### To be done
Write out each line from the data below that includes the word "eligible".
* Start Input rows *
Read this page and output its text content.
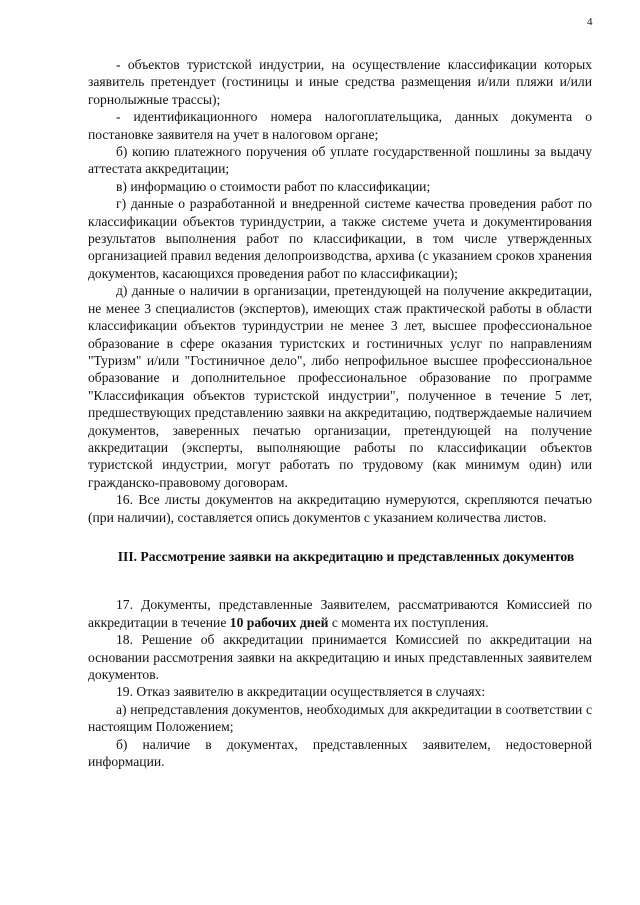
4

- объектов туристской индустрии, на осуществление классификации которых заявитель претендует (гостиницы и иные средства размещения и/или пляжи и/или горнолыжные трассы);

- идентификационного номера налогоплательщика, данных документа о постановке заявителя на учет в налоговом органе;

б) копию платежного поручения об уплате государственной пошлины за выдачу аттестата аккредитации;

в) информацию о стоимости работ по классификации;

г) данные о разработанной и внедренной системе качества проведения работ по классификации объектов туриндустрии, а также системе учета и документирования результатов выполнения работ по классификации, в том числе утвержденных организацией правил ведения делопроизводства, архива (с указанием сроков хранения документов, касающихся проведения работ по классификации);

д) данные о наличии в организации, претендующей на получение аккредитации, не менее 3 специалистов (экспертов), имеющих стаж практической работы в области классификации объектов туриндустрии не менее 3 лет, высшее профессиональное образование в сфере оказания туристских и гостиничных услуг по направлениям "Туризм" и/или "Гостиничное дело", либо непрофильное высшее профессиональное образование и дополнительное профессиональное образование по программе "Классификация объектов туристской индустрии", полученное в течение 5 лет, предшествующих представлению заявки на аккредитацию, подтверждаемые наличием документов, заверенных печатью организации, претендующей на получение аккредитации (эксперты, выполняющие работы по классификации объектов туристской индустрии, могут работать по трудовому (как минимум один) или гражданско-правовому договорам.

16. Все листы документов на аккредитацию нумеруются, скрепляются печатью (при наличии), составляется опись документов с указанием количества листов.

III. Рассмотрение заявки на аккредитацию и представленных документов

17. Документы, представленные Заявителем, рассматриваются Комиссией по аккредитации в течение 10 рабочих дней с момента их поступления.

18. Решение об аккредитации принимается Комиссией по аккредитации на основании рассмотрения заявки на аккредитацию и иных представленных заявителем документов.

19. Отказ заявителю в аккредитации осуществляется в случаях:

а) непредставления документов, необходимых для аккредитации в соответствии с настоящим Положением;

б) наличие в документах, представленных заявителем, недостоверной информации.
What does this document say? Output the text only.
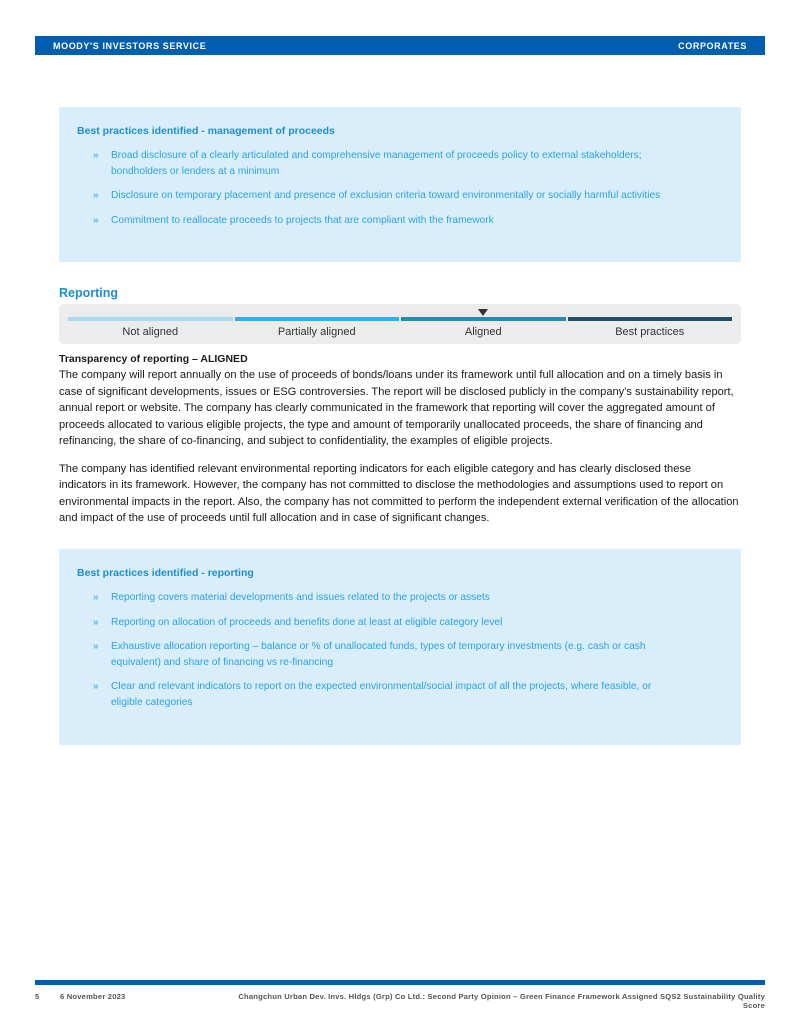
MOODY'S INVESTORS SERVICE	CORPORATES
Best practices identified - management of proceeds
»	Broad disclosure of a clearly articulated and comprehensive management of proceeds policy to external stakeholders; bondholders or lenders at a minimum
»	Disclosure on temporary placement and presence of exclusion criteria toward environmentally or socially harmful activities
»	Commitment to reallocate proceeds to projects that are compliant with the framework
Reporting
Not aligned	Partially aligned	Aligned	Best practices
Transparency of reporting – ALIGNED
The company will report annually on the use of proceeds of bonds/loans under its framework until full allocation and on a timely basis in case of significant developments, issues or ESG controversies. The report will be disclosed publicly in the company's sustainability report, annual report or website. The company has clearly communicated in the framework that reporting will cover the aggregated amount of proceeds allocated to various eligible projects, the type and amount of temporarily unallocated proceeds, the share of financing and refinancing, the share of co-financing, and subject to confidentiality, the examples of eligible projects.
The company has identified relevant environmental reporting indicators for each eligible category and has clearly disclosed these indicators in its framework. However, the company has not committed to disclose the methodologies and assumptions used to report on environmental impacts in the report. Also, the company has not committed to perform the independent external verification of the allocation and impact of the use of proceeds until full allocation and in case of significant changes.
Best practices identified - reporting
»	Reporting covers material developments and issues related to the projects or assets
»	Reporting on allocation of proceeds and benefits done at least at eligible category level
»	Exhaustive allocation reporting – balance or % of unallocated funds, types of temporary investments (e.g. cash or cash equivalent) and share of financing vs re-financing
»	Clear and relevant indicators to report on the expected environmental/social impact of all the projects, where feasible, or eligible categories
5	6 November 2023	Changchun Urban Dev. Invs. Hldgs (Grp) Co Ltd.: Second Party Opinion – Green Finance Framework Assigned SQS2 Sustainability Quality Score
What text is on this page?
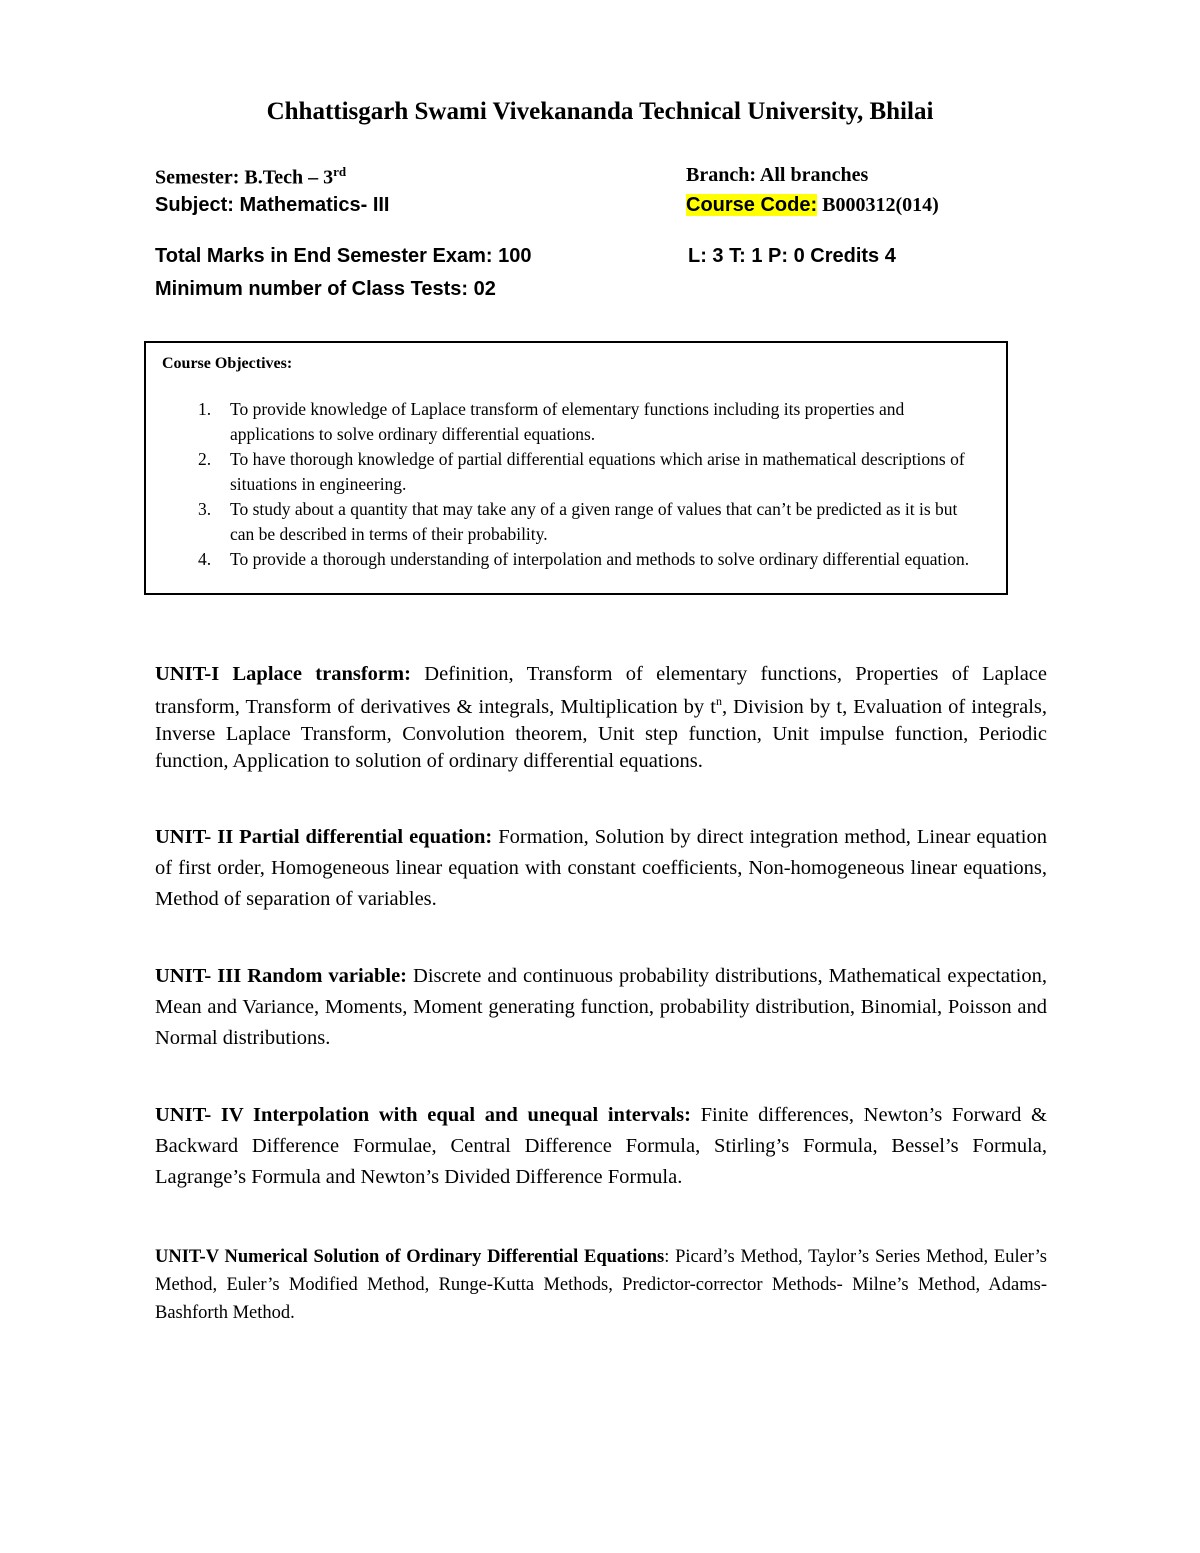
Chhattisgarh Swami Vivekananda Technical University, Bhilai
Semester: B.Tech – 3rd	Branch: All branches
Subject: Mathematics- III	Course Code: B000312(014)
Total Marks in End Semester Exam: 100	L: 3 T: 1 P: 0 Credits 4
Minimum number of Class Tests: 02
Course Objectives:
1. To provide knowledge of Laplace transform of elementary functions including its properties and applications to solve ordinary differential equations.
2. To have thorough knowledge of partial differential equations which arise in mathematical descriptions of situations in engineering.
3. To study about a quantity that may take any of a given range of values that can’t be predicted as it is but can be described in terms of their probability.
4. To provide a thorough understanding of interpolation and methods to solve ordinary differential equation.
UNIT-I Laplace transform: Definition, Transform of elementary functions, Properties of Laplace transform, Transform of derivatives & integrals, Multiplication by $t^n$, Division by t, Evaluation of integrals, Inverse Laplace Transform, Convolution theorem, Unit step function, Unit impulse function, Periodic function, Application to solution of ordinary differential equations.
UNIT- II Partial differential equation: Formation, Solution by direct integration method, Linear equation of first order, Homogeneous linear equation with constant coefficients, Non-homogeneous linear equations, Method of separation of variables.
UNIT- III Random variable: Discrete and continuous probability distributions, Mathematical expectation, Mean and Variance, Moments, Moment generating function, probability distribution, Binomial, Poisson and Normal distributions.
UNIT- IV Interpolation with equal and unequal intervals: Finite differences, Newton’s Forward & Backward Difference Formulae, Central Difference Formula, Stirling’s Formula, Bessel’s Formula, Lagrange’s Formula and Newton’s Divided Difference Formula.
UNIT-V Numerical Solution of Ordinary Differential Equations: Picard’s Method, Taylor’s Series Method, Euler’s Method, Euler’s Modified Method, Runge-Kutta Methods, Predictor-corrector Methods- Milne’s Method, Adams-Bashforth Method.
* End Input rows *
### Finished answer
The company will report annually on the use of proceeds of bonds/loans under its framework until full allocation and on a timely basis in case of significant developments, issues or ESG controversies. The report will be disclosed publicly in the company's sustainability report, annual report or website. The company has clearly communicated in the framework that reporting will cover the aggregated amount of proceeds allocated to various eligible projects, the type and amount of temporarily unallocated proceeds, the share of financing and refinancing, the share of co-financing, and subject to confidentiality, the examples of eligible projects.
The company has identified relevant environmental reporting indicators for each eligible category and has clearly disclosed these indicators in its framework. However, the company has not committed to disclose the methodologies and assumptions used to report on environmental impacts in the report. Also, the company has not committed to perform the independent external verification of the allocation and impact of the use of proceeds until full allocation and in case of significant changes.
»	Reporting on allocation of proceeds and benefits done at least at eligible category level
»	Clear and relevant indicators to report on the expected environmental/social impact of all the projects, where feasible, or eligible categories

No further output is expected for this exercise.